* Exercise: Copy every line of the records below where the word "xlabel" occurs.

* Data provided:
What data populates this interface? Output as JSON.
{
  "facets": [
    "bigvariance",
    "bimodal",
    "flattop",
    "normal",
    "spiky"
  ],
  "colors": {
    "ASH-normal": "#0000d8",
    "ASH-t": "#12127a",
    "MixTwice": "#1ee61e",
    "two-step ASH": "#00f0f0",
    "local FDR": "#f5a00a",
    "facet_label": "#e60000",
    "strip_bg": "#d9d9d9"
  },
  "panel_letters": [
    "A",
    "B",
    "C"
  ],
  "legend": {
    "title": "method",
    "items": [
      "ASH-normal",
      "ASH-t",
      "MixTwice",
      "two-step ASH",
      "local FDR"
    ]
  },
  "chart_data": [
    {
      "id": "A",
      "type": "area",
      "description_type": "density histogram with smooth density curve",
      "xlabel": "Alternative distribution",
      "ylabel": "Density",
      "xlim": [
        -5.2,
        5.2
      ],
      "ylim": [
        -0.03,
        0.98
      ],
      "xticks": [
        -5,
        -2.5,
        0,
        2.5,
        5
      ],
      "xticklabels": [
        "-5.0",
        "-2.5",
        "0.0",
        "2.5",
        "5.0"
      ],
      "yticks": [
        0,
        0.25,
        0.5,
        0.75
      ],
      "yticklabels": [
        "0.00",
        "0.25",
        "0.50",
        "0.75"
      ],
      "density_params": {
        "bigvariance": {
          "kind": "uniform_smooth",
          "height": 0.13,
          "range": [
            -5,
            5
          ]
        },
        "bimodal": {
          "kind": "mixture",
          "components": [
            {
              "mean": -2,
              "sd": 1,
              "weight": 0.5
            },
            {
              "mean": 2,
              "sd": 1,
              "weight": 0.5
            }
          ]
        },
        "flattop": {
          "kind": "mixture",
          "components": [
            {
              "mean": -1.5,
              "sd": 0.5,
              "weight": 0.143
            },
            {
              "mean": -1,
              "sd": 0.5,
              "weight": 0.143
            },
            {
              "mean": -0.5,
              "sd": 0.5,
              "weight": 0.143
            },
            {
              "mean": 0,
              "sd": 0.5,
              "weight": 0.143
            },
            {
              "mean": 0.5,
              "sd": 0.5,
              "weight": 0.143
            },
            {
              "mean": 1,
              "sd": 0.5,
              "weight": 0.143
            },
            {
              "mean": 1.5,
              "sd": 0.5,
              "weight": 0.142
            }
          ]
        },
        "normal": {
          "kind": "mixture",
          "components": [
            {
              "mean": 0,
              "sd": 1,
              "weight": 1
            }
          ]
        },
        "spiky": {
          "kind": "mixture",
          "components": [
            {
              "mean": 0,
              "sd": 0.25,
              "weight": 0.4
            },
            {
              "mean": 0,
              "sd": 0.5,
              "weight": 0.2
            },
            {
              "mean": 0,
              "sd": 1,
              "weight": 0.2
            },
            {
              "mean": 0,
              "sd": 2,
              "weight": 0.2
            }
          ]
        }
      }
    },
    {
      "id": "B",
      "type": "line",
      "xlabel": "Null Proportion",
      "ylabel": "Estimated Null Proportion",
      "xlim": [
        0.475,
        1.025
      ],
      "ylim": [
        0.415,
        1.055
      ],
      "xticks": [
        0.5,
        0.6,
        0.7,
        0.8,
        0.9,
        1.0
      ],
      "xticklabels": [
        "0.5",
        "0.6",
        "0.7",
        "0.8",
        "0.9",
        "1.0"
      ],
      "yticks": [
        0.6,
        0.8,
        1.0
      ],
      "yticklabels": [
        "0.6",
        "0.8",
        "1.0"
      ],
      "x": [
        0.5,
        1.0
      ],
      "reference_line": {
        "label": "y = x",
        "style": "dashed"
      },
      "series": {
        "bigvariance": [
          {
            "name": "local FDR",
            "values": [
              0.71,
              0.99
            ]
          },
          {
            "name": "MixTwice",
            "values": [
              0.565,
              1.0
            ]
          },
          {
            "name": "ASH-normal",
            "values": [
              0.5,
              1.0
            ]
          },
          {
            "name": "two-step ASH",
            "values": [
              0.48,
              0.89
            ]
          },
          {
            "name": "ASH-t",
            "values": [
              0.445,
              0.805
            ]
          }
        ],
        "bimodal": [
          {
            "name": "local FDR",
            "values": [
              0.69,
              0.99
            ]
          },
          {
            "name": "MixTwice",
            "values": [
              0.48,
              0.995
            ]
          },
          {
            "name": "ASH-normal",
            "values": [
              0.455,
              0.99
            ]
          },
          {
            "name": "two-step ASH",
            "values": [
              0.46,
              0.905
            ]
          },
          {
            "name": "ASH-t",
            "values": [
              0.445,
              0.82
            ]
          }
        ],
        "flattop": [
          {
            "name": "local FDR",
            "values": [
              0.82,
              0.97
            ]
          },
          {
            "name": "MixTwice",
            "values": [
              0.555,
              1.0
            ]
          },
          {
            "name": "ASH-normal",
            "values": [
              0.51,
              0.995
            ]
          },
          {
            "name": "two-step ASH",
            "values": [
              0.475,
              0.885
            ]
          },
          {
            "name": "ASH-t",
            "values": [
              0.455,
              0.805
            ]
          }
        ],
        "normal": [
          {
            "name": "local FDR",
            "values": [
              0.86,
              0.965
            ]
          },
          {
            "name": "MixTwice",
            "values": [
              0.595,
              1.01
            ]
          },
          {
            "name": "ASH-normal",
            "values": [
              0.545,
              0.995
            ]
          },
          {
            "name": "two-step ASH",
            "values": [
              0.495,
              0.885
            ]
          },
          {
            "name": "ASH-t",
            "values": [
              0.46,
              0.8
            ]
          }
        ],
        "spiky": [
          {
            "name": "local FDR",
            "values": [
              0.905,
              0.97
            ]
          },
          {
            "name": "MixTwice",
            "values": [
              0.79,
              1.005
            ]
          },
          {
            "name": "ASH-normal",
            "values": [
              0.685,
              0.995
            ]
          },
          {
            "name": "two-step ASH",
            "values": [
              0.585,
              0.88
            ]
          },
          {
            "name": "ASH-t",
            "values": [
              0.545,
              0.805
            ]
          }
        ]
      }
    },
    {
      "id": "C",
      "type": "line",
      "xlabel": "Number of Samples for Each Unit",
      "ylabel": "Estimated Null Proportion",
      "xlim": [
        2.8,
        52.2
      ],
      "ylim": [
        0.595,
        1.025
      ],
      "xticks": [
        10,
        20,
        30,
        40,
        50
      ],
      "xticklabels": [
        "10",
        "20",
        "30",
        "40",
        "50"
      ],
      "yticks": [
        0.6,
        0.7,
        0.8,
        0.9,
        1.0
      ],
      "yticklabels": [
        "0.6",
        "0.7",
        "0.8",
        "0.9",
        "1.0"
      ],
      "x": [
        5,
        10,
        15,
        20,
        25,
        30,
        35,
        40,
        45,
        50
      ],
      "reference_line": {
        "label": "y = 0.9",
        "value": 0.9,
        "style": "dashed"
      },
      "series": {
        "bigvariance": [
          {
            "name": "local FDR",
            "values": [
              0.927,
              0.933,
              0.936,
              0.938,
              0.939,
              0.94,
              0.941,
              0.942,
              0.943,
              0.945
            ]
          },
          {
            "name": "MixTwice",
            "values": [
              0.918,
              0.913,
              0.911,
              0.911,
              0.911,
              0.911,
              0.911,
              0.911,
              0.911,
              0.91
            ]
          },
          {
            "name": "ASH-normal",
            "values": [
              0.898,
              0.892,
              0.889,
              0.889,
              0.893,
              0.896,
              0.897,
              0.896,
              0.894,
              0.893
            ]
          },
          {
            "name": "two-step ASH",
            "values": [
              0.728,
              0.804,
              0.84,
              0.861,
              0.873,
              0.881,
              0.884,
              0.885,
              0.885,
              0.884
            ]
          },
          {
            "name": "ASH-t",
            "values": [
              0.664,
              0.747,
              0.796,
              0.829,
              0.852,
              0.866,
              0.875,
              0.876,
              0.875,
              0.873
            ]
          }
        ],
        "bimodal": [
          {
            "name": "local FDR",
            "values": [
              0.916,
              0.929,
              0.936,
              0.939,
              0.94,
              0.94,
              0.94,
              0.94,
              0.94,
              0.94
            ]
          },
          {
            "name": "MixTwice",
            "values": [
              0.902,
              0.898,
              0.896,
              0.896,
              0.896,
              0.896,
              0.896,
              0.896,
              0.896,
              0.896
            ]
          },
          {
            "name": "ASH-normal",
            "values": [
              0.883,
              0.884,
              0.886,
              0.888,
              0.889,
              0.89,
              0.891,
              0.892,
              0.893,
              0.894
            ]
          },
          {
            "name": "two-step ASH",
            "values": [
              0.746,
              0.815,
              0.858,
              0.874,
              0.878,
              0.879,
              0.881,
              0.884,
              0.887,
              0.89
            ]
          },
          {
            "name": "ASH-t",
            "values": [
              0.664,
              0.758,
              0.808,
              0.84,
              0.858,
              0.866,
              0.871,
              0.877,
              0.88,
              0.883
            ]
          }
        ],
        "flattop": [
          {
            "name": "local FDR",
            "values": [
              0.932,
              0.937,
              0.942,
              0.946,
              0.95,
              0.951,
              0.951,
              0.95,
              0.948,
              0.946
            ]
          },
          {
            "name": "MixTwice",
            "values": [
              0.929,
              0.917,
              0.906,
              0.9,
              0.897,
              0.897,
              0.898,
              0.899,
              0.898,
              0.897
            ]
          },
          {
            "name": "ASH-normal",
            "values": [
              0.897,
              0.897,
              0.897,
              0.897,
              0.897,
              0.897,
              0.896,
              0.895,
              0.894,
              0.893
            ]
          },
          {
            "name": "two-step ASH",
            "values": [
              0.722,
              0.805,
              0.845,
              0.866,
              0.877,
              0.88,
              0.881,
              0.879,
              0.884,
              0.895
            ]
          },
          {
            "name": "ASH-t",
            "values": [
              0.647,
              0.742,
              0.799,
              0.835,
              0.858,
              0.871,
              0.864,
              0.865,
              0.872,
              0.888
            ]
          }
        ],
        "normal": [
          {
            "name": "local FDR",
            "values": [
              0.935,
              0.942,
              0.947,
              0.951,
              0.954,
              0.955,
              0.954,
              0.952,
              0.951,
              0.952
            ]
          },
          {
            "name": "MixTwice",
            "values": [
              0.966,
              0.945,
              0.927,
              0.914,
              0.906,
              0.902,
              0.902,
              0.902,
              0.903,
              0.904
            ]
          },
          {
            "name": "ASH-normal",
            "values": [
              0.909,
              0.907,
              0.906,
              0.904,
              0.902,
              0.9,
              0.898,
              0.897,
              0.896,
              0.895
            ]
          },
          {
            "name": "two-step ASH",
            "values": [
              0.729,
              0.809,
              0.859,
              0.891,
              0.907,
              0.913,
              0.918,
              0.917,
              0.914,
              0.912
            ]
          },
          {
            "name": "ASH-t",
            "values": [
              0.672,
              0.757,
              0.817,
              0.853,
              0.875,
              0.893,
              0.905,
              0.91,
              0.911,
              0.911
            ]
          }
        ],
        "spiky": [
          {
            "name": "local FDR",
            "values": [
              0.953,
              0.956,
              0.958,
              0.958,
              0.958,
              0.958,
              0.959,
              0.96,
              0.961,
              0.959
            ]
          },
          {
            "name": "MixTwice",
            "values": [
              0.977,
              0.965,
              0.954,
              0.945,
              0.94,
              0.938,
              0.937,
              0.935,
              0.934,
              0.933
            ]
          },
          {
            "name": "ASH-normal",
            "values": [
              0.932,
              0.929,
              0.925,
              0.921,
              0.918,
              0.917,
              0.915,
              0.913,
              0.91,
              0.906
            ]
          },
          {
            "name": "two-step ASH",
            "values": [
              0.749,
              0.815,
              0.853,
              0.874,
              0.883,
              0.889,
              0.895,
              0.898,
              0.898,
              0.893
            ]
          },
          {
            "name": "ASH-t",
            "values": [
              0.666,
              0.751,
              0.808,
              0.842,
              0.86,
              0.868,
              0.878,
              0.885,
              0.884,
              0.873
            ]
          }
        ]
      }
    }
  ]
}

* Answer to this exercise:
      "xlabel": "Alternative distribution",
      "xlabel": "Null Proportion",
      "xlabel": "Number of Samples for Each Unit",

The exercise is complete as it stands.